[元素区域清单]
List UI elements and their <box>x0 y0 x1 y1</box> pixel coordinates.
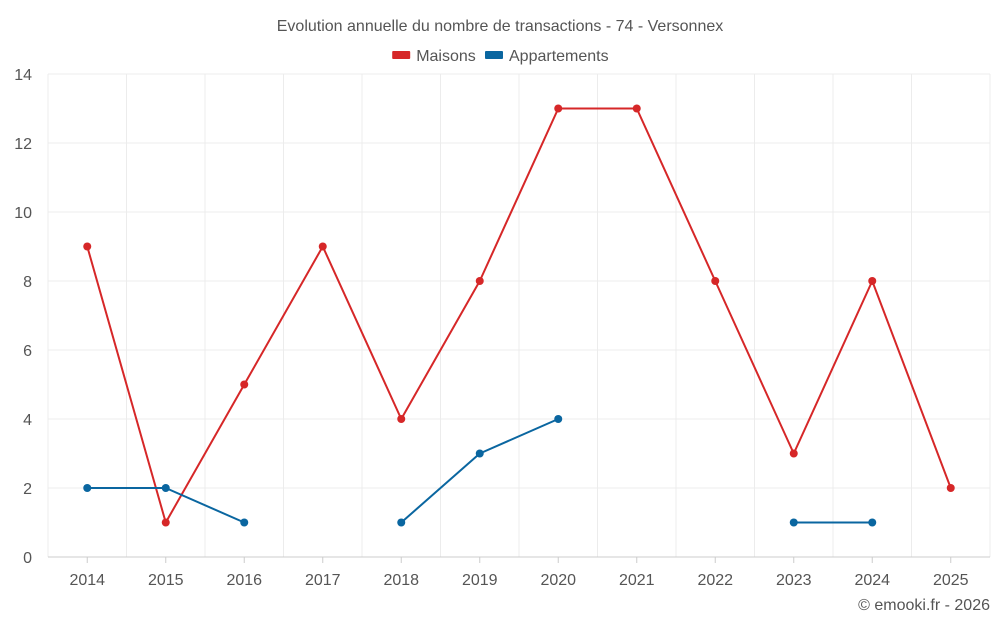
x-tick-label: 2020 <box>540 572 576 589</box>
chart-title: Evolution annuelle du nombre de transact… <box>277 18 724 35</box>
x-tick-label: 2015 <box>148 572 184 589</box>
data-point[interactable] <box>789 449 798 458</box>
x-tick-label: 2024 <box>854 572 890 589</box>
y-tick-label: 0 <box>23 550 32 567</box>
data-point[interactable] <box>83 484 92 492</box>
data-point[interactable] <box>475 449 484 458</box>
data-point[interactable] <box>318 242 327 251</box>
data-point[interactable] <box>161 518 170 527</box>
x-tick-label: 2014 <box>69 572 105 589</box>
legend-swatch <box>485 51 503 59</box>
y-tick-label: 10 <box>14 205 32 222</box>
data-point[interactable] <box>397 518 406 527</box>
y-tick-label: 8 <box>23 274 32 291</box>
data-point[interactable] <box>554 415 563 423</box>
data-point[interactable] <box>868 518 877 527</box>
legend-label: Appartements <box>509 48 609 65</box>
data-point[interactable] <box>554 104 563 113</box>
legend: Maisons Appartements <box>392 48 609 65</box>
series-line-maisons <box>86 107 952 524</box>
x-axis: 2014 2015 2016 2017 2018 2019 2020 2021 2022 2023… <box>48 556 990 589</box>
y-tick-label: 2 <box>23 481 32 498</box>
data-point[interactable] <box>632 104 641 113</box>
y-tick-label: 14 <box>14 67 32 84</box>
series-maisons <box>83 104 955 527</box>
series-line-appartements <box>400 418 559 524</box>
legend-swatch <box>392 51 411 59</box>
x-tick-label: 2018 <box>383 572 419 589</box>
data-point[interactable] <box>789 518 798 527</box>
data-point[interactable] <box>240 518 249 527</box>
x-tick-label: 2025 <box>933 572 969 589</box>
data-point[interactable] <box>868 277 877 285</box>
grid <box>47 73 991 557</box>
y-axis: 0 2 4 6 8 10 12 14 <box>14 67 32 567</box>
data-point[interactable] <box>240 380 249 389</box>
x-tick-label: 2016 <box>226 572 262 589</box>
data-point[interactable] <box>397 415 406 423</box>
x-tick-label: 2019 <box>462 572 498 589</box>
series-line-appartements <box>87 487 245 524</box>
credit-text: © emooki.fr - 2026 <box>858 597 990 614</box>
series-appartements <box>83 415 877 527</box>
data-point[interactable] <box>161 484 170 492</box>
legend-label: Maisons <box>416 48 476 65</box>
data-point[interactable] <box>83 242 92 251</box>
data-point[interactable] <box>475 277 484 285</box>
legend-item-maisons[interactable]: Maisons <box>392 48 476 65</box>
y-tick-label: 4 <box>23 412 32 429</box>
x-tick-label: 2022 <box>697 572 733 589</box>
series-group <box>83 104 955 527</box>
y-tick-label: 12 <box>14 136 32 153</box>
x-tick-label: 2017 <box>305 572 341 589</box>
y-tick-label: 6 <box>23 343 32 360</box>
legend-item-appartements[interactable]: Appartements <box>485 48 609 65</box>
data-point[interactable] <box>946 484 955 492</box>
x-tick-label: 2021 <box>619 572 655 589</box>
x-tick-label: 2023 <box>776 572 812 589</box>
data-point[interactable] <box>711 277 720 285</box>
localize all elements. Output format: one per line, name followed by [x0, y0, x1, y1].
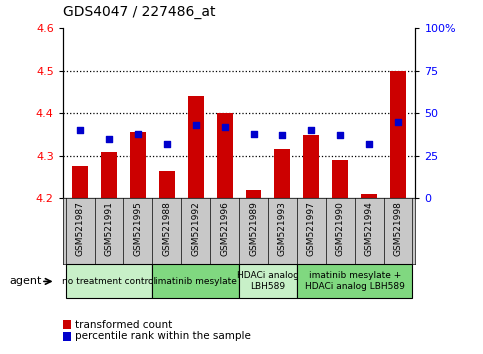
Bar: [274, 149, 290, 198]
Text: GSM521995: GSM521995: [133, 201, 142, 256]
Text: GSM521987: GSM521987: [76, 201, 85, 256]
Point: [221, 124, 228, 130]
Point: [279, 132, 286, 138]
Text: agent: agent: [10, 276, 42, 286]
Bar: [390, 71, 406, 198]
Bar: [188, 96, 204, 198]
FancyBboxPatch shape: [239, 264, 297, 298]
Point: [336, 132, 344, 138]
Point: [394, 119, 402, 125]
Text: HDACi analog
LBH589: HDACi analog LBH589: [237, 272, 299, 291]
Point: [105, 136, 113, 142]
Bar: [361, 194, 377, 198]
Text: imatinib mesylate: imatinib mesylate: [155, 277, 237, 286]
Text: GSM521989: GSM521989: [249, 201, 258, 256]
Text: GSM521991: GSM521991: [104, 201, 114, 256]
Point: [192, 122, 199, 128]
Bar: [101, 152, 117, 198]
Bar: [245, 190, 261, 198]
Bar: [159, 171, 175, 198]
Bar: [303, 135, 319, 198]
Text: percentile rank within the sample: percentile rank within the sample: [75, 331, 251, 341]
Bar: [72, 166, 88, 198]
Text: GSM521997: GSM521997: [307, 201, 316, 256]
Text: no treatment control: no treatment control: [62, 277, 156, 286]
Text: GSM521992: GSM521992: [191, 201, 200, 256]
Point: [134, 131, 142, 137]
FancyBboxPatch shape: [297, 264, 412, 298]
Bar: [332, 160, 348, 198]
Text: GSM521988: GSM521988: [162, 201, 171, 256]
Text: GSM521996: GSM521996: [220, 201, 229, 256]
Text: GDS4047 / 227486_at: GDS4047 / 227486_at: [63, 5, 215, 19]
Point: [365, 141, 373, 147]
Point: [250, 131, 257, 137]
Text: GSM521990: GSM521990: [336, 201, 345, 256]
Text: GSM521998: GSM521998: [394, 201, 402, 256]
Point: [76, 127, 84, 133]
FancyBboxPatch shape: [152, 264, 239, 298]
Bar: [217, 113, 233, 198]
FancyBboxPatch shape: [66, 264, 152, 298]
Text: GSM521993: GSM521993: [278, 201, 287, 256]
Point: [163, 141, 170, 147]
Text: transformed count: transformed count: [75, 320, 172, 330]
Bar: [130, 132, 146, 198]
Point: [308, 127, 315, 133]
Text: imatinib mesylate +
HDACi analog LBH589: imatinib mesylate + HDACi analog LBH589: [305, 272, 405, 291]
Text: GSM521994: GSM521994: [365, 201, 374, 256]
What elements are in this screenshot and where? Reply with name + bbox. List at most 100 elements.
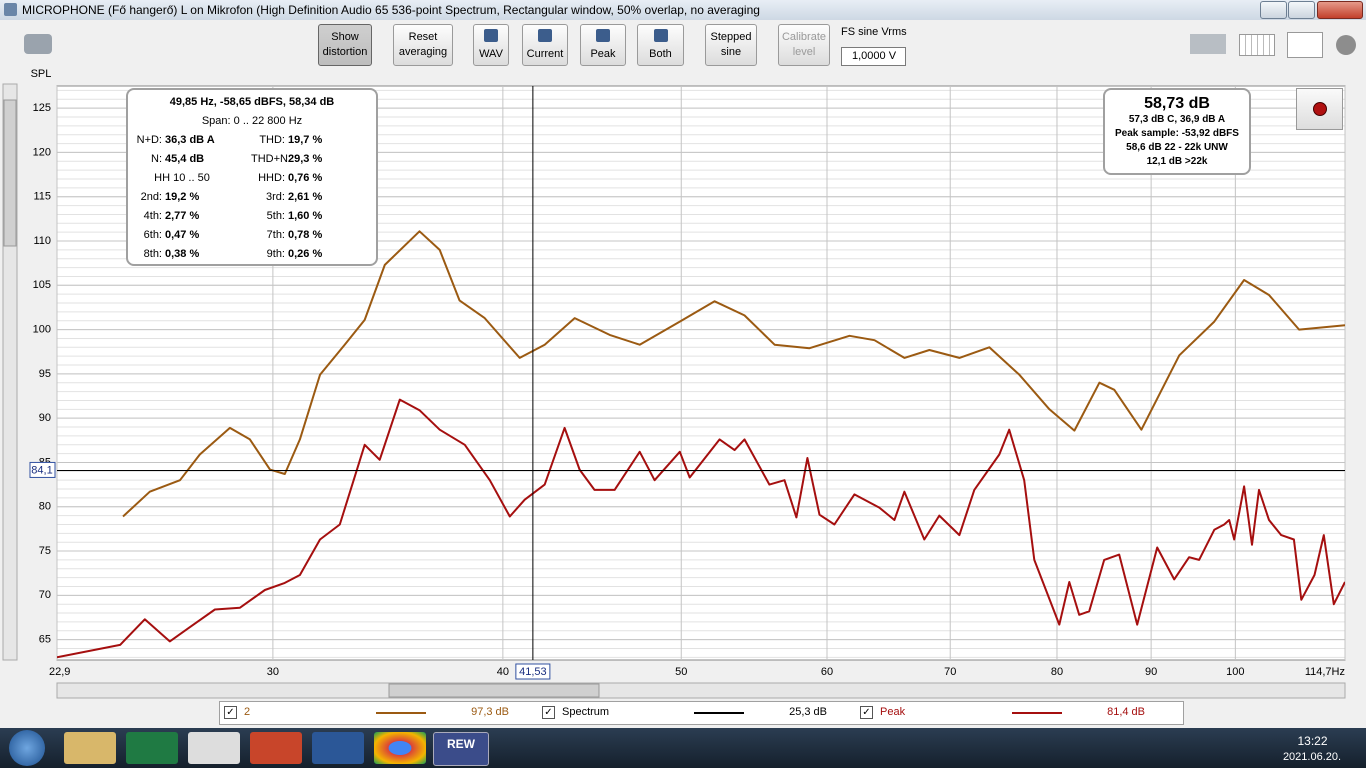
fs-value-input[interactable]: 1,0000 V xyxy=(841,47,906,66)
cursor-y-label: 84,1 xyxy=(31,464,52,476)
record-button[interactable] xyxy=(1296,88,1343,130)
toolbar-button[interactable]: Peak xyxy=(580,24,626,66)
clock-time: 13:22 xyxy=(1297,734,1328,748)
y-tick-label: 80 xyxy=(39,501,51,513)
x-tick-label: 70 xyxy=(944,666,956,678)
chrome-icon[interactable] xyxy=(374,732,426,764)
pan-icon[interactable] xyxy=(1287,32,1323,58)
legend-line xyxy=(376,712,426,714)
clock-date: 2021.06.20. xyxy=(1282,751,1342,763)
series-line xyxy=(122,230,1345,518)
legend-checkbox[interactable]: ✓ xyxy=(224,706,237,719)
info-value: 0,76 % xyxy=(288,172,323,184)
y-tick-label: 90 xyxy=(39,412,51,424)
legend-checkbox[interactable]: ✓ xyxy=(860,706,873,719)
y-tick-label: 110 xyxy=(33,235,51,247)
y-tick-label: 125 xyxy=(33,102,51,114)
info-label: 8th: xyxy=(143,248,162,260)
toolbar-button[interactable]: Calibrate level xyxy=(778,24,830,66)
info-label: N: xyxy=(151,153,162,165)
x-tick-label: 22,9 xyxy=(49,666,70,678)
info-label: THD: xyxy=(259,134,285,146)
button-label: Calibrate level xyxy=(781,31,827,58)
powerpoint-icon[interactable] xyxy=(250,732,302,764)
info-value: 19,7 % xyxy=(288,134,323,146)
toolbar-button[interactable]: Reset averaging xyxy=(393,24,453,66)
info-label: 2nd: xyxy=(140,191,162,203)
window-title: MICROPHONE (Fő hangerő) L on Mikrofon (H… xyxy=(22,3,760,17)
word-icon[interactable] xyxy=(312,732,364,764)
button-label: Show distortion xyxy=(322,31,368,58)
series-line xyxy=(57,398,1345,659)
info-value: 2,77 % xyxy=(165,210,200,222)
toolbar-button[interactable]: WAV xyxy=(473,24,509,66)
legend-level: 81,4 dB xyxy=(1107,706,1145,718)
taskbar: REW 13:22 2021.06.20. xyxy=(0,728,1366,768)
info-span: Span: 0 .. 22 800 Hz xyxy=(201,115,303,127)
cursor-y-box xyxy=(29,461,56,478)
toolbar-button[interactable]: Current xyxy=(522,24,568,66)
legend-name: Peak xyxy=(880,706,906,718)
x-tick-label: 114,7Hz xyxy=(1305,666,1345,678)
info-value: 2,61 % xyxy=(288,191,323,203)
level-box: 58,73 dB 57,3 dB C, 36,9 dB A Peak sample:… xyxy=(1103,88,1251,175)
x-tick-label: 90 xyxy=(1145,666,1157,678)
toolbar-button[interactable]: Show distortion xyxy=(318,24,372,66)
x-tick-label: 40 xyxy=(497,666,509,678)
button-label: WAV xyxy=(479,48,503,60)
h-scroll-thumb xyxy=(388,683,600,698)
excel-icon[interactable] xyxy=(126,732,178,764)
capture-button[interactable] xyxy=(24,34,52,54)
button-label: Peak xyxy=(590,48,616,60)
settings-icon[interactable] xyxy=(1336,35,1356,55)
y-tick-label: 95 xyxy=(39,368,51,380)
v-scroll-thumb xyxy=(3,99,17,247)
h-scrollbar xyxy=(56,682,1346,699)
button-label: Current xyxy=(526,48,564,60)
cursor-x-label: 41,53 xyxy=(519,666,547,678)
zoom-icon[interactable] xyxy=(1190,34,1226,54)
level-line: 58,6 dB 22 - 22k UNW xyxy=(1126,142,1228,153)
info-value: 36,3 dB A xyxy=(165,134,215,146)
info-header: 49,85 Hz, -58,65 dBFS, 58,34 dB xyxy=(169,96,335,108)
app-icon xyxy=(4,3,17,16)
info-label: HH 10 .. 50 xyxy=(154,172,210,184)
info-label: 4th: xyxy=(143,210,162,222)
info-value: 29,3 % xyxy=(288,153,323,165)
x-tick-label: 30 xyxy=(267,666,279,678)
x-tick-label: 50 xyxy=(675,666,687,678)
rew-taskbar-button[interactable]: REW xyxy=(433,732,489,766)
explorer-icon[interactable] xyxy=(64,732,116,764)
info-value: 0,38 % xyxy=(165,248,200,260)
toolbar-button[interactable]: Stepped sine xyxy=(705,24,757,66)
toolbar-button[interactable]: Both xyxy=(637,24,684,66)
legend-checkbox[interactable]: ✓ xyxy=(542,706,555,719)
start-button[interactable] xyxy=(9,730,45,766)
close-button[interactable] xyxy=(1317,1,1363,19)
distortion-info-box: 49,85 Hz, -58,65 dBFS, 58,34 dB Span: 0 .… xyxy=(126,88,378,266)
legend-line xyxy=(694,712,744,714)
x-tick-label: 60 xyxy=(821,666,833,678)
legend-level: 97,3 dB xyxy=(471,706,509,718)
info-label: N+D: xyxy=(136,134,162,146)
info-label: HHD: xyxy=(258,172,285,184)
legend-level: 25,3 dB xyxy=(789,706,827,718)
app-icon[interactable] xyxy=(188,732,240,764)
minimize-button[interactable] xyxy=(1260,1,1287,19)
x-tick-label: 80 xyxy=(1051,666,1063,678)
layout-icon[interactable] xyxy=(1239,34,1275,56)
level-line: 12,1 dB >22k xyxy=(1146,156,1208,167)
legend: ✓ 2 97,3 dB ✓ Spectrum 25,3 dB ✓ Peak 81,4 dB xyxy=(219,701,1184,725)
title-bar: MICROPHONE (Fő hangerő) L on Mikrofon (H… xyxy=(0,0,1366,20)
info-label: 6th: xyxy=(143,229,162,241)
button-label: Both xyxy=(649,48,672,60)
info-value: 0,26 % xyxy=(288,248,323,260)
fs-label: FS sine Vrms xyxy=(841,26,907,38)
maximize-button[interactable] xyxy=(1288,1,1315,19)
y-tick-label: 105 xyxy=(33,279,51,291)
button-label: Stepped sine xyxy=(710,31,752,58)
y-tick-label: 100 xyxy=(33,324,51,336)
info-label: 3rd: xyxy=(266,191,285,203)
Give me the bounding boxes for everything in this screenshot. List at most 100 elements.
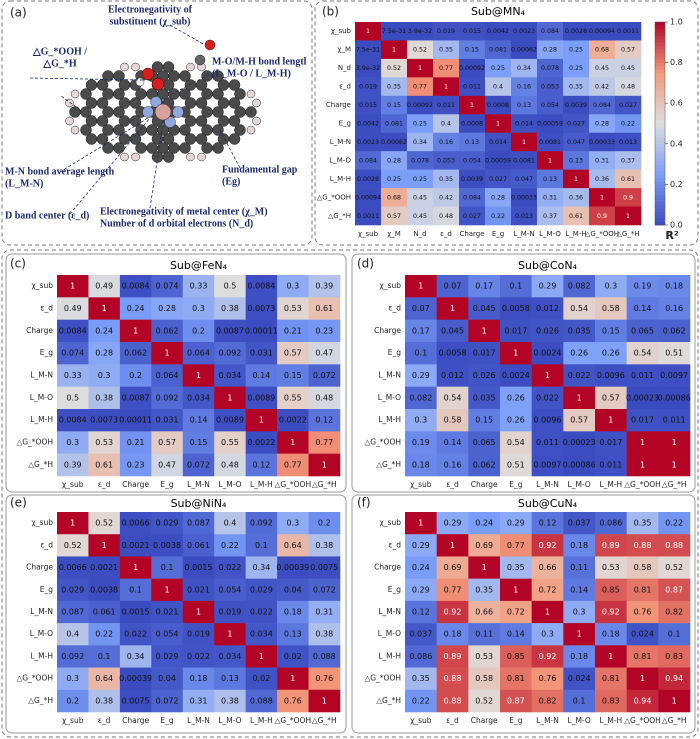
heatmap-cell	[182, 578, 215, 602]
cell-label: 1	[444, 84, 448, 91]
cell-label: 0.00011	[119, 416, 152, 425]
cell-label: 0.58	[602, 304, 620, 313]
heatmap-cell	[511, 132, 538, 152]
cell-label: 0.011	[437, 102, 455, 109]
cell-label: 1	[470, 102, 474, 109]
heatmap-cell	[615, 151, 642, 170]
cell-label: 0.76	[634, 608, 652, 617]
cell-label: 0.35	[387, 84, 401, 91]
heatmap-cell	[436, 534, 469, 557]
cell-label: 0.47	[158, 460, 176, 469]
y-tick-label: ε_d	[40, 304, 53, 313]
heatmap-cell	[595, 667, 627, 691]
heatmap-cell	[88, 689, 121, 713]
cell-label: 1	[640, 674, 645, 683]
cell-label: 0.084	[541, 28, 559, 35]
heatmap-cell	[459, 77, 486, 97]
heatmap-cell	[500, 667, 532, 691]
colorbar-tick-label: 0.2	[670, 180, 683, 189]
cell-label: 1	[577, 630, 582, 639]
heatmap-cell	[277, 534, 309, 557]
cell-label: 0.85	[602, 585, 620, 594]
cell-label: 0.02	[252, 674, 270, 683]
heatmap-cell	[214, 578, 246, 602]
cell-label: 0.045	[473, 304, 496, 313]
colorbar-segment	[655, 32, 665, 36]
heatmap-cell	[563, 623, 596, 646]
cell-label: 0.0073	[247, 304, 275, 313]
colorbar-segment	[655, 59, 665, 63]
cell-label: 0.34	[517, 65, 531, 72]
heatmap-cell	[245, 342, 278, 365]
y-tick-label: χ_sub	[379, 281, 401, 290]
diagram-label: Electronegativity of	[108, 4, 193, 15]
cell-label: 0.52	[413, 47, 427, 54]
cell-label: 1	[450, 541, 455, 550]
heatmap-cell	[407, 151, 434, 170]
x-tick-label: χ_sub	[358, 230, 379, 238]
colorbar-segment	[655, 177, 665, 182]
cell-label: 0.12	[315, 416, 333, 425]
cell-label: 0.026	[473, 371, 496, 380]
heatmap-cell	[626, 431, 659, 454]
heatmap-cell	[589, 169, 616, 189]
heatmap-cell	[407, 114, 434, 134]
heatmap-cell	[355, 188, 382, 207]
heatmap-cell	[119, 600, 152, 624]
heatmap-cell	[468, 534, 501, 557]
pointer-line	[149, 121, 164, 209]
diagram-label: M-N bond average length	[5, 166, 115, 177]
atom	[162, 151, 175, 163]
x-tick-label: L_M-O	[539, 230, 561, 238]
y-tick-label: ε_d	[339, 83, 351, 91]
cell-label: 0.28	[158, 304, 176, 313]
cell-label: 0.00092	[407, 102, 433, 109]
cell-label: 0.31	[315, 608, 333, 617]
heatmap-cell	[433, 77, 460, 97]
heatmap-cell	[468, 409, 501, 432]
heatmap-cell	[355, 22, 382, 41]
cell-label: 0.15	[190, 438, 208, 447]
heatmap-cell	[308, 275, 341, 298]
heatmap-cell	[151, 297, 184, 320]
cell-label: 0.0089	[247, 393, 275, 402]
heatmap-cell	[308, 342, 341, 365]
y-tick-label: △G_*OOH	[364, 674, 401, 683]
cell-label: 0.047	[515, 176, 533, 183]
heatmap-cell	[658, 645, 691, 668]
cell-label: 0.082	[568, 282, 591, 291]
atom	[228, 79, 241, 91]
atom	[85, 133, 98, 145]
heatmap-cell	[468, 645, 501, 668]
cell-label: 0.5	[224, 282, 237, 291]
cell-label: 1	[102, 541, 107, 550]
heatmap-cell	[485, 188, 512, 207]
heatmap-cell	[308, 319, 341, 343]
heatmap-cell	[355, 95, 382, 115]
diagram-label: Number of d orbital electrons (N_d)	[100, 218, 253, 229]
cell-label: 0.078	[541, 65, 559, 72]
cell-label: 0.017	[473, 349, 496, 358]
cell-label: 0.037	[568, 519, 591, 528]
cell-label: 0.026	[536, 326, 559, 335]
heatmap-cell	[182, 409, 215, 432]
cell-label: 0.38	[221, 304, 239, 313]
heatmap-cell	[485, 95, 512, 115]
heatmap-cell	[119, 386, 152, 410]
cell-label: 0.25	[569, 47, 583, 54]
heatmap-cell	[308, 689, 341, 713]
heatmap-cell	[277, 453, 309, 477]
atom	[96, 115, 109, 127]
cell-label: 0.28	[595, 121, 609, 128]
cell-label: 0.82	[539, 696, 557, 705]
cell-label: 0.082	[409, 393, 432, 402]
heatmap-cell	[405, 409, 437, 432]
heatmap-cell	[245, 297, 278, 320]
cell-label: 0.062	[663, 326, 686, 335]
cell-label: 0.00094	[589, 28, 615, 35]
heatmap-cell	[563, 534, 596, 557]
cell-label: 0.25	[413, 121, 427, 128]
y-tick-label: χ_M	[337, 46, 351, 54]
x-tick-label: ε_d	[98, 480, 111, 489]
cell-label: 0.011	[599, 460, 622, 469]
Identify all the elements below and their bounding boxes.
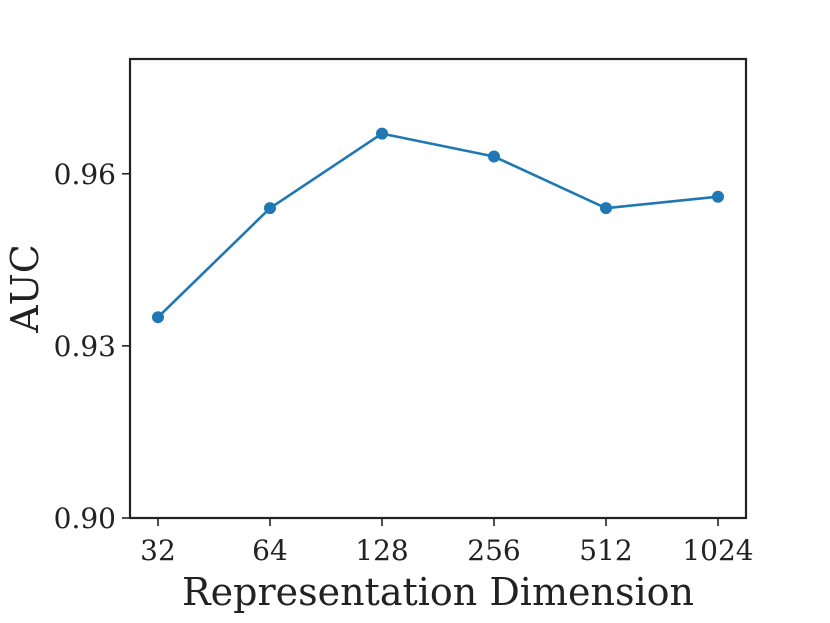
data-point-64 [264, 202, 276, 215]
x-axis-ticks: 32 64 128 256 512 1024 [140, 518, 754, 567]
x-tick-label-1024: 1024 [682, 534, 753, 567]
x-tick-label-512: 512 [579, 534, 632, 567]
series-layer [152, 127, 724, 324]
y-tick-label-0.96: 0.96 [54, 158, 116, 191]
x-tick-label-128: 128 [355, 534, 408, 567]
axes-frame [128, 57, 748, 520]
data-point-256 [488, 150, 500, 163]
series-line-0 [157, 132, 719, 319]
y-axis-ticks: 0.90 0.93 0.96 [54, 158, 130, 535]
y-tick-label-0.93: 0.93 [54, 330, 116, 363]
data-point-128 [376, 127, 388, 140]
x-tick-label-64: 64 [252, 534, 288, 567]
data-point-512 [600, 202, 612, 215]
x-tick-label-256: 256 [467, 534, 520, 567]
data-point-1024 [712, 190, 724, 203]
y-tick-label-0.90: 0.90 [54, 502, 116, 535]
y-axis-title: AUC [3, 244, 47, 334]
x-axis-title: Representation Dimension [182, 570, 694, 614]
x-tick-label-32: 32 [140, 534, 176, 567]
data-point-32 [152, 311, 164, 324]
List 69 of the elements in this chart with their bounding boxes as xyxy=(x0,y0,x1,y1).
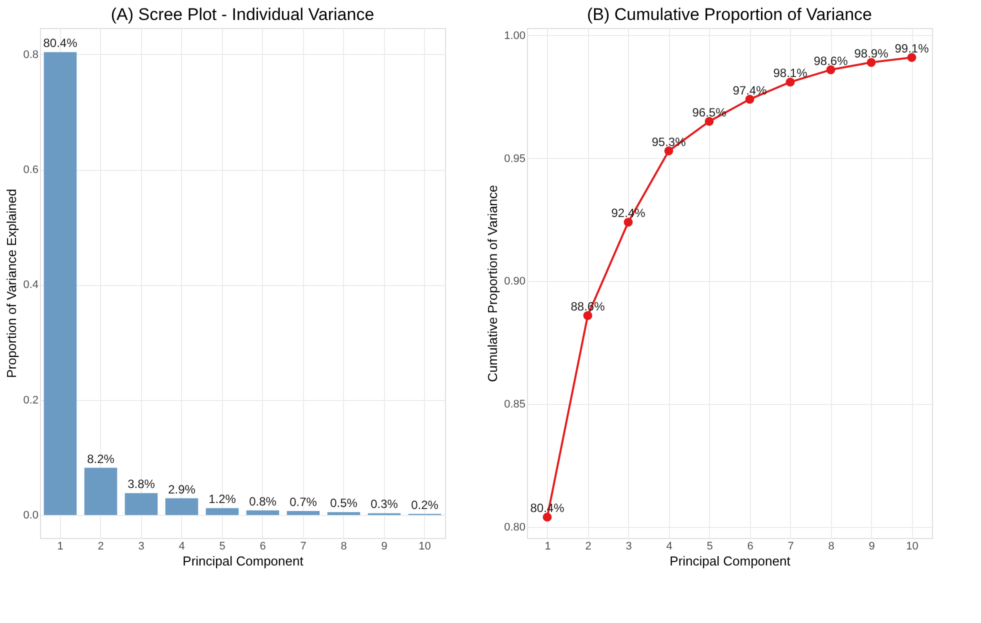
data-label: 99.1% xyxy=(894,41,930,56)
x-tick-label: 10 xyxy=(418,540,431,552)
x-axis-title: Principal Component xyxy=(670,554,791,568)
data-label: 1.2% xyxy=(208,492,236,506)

• 任务请求
修改从含有"data-label: 99.1% xyxy=(894,41,930,56)"的行到条目末尾的各行（首尾两行均包括在内）：将其中的"Principal Component"替换为"Principal Axis"，其余内容保持不变，并重新给出这些行。

• 完整输出
data-label: 99.1% xyxy=(894,41,930,56)
x-tick-label: 10 xyxy=(418,540,431,552)
x-axis-title: Principal Axis xyxy=(670,554,791,568)
data-label: 1.2% xyxy=(208,492,236,506)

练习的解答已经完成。